-- start MATERIAL TO PROCESS --
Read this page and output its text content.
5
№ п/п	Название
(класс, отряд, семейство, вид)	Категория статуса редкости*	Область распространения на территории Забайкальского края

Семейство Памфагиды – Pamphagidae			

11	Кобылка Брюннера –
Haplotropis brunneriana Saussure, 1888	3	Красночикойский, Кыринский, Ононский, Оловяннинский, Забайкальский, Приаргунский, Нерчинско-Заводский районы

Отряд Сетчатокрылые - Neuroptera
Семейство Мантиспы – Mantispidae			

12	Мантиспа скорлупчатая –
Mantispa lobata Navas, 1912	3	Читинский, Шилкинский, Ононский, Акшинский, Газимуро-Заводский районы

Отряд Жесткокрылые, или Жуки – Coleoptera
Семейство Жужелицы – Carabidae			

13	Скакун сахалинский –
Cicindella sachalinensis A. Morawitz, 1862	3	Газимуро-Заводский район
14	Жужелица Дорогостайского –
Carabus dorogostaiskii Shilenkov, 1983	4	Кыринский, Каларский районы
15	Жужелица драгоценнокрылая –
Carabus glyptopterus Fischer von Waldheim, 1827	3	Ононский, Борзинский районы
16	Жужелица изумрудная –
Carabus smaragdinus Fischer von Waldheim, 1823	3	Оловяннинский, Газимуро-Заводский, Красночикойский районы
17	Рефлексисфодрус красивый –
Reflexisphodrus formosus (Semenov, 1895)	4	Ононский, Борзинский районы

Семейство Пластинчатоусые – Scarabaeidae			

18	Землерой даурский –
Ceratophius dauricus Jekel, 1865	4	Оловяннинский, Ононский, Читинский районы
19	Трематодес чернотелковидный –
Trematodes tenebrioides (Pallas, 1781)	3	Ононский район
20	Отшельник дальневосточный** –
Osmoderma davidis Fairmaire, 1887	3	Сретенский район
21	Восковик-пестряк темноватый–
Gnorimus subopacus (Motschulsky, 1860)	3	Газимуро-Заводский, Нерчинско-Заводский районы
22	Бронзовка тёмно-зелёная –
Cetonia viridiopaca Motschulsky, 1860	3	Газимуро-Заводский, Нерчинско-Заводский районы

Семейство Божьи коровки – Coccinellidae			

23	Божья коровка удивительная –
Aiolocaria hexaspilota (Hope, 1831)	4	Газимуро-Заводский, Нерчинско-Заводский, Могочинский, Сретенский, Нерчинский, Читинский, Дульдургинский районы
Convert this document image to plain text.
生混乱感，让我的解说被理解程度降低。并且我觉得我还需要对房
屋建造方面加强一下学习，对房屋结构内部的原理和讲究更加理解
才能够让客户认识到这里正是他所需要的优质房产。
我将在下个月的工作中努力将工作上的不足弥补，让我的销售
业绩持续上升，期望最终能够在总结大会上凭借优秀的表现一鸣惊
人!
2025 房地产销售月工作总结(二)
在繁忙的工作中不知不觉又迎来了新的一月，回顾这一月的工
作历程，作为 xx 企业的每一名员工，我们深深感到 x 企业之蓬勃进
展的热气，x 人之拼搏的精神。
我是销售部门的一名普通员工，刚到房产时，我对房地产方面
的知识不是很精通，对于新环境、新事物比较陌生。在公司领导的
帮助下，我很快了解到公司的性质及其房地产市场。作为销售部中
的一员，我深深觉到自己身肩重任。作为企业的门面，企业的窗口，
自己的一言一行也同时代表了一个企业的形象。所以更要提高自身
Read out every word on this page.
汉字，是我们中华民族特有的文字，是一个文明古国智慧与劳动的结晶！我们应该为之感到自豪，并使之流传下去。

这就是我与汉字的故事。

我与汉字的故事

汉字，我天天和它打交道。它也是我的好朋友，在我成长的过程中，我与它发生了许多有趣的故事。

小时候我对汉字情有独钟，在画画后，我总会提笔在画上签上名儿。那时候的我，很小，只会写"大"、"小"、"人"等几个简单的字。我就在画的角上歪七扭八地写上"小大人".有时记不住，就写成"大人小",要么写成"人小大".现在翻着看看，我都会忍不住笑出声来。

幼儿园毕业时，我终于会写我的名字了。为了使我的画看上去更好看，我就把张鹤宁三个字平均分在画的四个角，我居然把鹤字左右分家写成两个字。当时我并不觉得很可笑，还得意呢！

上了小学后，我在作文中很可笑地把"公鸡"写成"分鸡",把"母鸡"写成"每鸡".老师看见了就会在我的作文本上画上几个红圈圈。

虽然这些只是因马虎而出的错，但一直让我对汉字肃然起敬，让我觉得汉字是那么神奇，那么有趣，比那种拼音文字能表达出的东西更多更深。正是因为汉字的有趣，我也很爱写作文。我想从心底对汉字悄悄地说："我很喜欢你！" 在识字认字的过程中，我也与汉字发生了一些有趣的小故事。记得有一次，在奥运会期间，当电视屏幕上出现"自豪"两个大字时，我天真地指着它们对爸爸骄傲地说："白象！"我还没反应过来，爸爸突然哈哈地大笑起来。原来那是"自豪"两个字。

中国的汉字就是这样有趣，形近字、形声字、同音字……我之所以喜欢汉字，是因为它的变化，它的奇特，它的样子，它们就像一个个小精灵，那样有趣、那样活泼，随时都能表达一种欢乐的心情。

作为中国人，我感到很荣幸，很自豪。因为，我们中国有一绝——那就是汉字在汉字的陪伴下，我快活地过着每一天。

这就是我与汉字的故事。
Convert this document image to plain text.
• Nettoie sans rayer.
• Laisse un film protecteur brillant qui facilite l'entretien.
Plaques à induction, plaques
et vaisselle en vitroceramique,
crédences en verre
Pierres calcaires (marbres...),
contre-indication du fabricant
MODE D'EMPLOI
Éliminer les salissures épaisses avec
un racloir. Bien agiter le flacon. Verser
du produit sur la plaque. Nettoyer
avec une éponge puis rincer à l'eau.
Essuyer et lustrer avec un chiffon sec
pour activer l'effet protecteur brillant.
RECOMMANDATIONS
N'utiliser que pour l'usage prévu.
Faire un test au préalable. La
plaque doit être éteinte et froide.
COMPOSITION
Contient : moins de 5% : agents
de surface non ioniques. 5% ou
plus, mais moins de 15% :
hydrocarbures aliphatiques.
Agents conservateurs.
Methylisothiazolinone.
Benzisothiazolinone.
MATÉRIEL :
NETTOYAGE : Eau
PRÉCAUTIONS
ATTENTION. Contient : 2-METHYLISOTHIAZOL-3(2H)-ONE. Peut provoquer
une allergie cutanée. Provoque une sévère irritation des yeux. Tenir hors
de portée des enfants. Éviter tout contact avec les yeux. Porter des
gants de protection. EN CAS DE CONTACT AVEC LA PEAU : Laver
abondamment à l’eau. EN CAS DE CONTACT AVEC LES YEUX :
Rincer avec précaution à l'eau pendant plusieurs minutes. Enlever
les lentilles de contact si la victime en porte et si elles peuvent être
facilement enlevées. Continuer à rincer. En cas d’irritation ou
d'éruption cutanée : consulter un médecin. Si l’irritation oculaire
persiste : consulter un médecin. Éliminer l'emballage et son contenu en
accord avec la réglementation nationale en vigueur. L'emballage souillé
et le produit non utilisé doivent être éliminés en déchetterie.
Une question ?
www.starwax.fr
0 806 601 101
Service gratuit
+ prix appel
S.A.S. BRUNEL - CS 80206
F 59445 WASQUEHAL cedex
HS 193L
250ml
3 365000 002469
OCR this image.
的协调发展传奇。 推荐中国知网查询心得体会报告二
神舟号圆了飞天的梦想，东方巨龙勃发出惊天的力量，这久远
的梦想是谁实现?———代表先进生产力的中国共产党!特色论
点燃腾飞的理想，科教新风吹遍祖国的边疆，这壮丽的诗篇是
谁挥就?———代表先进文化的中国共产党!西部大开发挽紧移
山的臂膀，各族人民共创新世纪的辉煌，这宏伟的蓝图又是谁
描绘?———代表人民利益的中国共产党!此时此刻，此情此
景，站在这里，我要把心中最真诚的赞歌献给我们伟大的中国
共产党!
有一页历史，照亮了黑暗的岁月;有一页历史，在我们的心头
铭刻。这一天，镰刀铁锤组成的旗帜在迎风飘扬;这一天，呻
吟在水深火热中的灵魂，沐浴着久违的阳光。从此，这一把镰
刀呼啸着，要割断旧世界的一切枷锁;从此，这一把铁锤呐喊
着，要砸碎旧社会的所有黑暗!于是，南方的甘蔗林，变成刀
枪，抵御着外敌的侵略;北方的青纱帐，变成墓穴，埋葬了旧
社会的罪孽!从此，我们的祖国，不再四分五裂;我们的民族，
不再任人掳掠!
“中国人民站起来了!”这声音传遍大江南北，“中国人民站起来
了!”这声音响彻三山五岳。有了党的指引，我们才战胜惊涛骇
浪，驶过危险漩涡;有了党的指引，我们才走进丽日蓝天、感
-- end MATERIAL TO PROCESS --
EXERCISE PROMPT: Locate each line with the word "Борзинский" and copy it.

EXERCISE ANSWER:
Carabus glyptopterus Fischer von Waldheim, 1827	3	Ононский, Борзинский районы
Reflexisphodrus formosus (Semenov, 1895)	4	Ононский, Борзинский районы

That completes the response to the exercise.